The records:
++++

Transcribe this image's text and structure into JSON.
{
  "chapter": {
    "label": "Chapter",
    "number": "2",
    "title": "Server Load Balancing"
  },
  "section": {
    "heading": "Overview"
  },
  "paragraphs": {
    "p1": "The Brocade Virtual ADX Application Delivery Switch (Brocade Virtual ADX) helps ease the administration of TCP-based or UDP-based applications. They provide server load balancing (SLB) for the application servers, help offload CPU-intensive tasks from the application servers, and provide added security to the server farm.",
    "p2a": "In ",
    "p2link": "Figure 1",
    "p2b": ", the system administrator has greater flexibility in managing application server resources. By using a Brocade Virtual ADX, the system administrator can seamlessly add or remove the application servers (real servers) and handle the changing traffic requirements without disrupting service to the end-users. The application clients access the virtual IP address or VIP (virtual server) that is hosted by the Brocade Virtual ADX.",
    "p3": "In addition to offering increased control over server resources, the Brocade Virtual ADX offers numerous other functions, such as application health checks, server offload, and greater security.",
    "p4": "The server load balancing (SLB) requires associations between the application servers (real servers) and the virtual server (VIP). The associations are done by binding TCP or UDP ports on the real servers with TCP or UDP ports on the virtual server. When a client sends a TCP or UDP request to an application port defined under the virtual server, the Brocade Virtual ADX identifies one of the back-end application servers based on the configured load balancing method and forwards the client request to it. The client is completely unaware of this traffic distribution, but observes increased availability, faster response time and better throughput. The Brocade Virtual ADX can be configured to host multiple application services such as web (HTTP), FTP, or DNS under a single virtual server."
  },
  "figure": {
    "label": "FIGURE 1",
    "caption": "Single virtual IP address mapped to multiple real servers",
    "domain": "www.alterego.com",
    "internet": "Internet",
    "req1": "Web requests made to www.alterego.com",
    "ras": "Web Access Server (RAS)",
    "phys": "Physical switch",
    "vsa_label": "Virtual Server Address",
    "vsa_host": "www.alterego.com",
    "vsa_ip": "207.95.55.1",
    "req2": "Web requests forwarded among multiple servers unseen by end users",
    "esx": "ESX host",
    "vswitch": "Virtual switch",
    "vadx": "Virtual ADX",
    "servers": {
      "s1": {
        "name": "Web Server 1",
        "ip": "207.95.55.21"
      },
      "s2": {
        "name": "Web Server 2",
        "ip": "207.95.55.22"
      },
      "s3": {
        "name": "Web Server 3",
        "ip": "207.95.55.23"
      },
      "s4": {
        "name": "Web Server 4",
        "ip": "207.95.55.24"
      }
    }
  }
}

++++

Exercise directions: Each line above must be printed exactly as it appears.

Solution to the problem:
Transcribe this image's text and structure into JSON.
{
  "chapter": {
    "label": "Chapter",
    "number": "2",
    "title": "Server Load Balancing"
  },
  "section": {
    "heading": "Overview"
  },
  "paragraphs": {
    "p1": "The Brocade Virtual ADX Application Delivery Switch (Brocade Virtual ADX) helps ease the administration of TCP-based or UDP-based applications. They provide server load balancing (SLB) for the application servers, help offload CPU-intensive tasks from the application servers, and provide added security to the server farm.",
    "p2a": "In ",
    "p2link": "Figure 1",
    "p2b": ", the system administrator has greater flexibility in managing application server resources. By using a Brocade Virtual ADX, the system administrator can seamlessly add or remove the application servers (real servers) and handle the changing traffic requirements without disrupting service to the end-users. The application clients access the virtual IP address or VIP (virtual server) that is hosted by the Brocade Virtual ADX.",
    "p3": "In addition to offering increased control over server resources, the Brocade Virtual ADX offers numerous other functions, such as application health checks, server offload, and greater security.",
    "p4": "The server load balancing (SLB) requires associations between the application servers (real servers) and the virtual server (VIP). The associations are done by binding TCP or UDP ports on the real servers with TCP or UDP ports on the virtual server. When a client sends a TCP or UDP request to an application port defined under the virtual server, the Brocade Virtual ADX identifies one of the back-end application servers based on the configured load balancing method and forwards the client request to it. The client is completely unaware of this traffic distribution, but observes increased availability, faster response time and better throughput. The Brocade Virtual ADX can be configured to host multiple application services such as web (HTTP), FTP, or DNS under a single virtual server."
  },
  "figure": {
    "label": "FIGURE 1",
    "caption": "Single virtual IP address mapped to multiple real servers",
    "domain": "www.alterego.com",
    "internet": "Internet",
    "req1": "Web requests made to www.alterego.com",
    "ras": "Web Access Server (RAS)",
    "phys": "Physical switch",
    "vsa_label": "Virtual Server Address",
    "vsa_host": "www.alterego.com",
    "vsa_ip": "207.95.55.1",
    "req2": "Web requests forwarded among multiple servers unseen by end users",
    "esx": "ESX host",
    "vswitch": "Virtual switch",
    "vadx": "Virtual ADX",
    "servers": {
      "s1": {
        "name": "Web Server 1",
        "ip": "207.95.55.21"
      },
      "s2": {
        "name": "Web Server 2",
        "ip": "207.95.55.22"
      },
      "s3": {
        "name": "Web Server 3",
        "ip": "207.95.55.23"
      },
      "s4": {
        "name": "Web Server 4",
        "ip": "207.95.55.24"
      }
    }
  }
}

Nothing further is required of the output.